begin

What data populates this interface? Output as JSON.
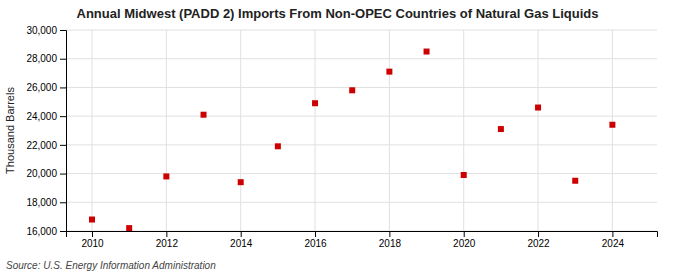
{
  "chart_data": {
    "type": "scatter",
    "title": "Annual Midwest (PADD 2) Imports From Non-OPEC Countries of Natural Gas Liquids",
    "ylabel": "Thousand Barrels",
    "source": "Source: U.S. Energy Information Administration",
    "x": [
      2010,
      2011,
      2012,
      2013,
      2014,
      2015,
      2016,
      2017,
      2018,
      2019,
      2020,
      2021,
      2022,
      2023,
      2024
    ],
    "values": [
      16800,
      16200,
      19800,
      24100,
      19400,
      21900,
      24900,
      25800,
      27100,
      28500,
      19900,
      23100,
      24600,
      19500,
      23400
    ],
    "color": "#cc0000",
    "marker": "square",
    "xlim": [
      2009.3,
      2025.2
    ],
    "xticks": [
      2010,
      2012,
      2014,
      2016,
      2018,
      2020,
      2022,
      2024
    ],
    "ylim": [
      16000,
      30000
    ],
    "yticks": [
      {
        "value": 16000,
        "label": "16,000"
      },
      {
        "value": 18000,
        "label": "18,000"
      },
      {
        "value": 20000,
        "label": "20,000"
      },
      {
        "value": 22000,
        "label": "22,000"
      },
      {
        "value": 24000,
        "label": "24,000"
      },
      {
        "value": 26000,
        "label": "26,000"
      },
      {
        "value": 28000,
        "label": "28,000"
      },
      {
        "value": 30000,
        "label": "30,000"
      }
    ],
    "grid": true
  }
}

end

**WHAT YOU HAVE TO DO**
Pictures in the records above should not be copied. Repeat everything else exactly.

**RESULT FOR THIS EXERCISE**
What data populates this interface? Output as JSON.
{
  "chart_data": {
    "type": "scatter",
    "title": "Annual Midwest (PADD 2) Imports From Non-OPEC Countries of Natural Gas Liquids",
    "ylabel": "Thousand Barrels",
    "source": "Source: U.S. Energy Information Administration",
    "x": [
      2010,
      2011,
      2012,
      2013,
      2014,
      2015,
      2016,
      2017,
      2018,
      2019,
      2020,
      2021,
      2022,
      2023,
      2024
    ],
    "values": [
      16800,
      16200,
      19800,
      24100,
      19400,
      21900,
      24900,
      25800,
      27100,
      28500,
      19900,
      23100,
      24600,
      19500,
      23400
    ],
    "color": "#cc0000",
    "marker": "square",
    "xlim": [
      2009.3,
      2025.2
    ],
    "xticks": [
      2010,
      2012,
      2014,
      2016,
      2018,
      2020,
      2022,
      2024
    ],
    "ylim": [
      16000,
      30000
    ],
    "yticks": [
      {
        "value": 16000,
        "label": "16,000"
      },
      {
        "value": 18000,
        "label": "18,000"
      },
      {
        "value": 20000,
        "label": "20,000"
      },
      {
        "value": 22000,
        "label": "22,000"
      },
      {
        "value": 24000,
        "label": "24,000"
      },
      {
        "value": 26000,
        "label": "26,000"
      },
      {
        "value": 28000,
        "label": "28,000"
      },
      {
        "value": 30000,
        "label": "30,000"
      }
    ],
    "grid": true
  }
}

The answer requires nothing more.